─── Input rows

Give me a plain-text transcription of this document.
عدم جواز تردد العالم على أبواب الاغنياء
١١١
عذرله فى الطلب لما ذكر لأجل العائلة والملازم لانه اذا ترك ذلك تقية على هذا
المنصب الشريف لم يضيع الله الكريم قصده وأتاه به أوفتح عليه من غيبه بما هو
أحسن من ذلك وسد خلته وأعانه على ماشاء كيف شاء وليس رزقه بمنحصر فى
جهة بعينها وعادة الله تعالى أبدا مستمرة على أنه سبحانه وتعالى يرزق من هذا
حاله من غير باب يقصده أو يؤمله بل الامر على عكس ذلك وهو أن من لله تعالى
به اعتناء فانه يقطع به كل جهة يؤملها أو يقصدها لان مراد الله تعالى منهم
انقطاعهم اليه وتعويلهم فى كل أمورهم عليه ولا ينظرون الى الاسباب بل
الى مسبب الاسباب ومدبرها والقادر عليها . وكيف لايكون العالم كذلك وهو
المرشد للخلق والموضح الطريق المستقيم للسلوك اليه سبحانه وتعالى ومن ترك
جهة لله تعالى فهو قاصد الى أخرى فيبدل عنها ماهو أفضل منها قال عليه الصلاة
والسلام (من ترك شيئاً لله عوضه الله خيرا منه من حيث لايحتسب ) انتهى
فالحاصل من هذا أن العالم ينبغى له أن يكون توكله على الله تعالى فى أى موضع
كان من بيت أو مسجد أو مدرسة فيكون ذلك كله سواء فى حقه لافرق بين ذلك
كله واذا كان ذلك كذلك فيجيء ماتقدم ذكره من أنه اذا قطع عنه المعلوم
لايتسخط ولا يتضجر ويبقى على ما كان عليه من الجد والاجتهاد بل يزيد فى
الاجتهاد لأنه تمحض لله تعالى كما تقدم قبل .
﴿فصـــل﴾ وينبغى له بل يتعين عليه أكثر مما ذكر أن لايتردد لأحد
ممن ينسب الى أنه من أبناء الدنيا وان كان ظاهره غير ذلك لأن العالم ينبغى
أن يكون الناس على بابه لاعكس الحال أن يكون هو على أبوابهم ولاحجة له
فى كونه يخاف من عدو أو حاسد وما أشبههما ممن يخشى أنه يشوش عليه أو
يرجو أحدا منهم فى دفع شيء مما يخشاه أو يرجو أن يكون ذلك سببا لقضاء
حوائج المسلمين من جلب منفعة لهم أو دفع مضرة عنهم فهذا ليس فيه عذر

──────

** Requirements **
Retype every entry word for word.

** Exercise answer **
Give me a plain-text transcription of this document.
عدم جواز تردد العالم على أبواب الاغنياء
١١١
عذرله فى الطلب لما ذكر لأجل العائلة والملازم لانه اذا ترك ذلك تقية على هذا
المنصب الشريف لم يضيع الله الكريم قصده وأتاه به أوفتح عليه من غيبه بما هو
أحسن من ذلك وسد خلته وأعانه على ماشاء كيف شاء وليس رزقه بمنحصر فى
جهة بعينها وعادة الله تعالى أبدا مستمرة على أنه سبحانه وتعالى يرزق من هذا
حاله من غير باب يقصده أو يؤمله بل الامر على عكس ذلك وهو أن من لله تعالى
به اعتناء فانه يقطع به كل جهة يؤملها أو يقصدها لان مراد الله تعالى منهم
انقطاعهم اليه وتعويلهم فى كل أمورهم عليه ولا ينظرون الى الاسباب بل
الى مسبب الاسباب ومدبرها والقادر عليها . وكيف لايكون العالم كذلك وهو
المرشد للخلق والموضح الطريق المستقيم للسلوك اليه سبحانه وتعالى ومن ترك
جهة لله تعالى فهو قاصد الى أخرى فيبدل عنها ماهو أفضل منها قال عليه الصلاة
والسلام (من ترك شيئاً لله عوضه الله خيرا منه من حيث لايحتسب ) انتهى
فالحاصل من هذا أن العالم ينبغى له أن يكون توكله على الله تعالى فى أى موضع
كان من بيت أو مسجد أو مدرسة فيكون ذلك كله سواء فى حقه لافرق بين ذلك
كله واذا كان ذلك كذلك فيجيء ماتقدم ذكره من أنه اذا قطع عنه المعلوم
لايتسخط ولا يتضجر ويبقى على ما كان عليه من الجد والاجتهاد بل يزيد فى
الاجتهاد لأنه تمحض لله تعالى كما تقدم قبل .
﴿فصـــل﴾ وينبغى له بل يتعين عليه أكثر مما ذكر أن لايتردد لأحد
ممن ينسب الى أنه من أبناء الدنيا وان كان ظاهره غير ذلك لأن العالم ينبغى
أن يكون الناس على بابه لاعكس الحال أن يكون هو على أبوابهم ولاحجة له
فى كونه يخاف من عدو أو حاسد وما أشبههما ممن يخشى أنه يشوش عليه أو
يرجو أحدا منهم فى دفع شيء مما يخشاه أو يرجو أن يكون ذلك سببا لقضاء
حوائج المسلمين من جلب منفعة لهم أو دفع مضرة عنهم فهذا ليس فيه عذر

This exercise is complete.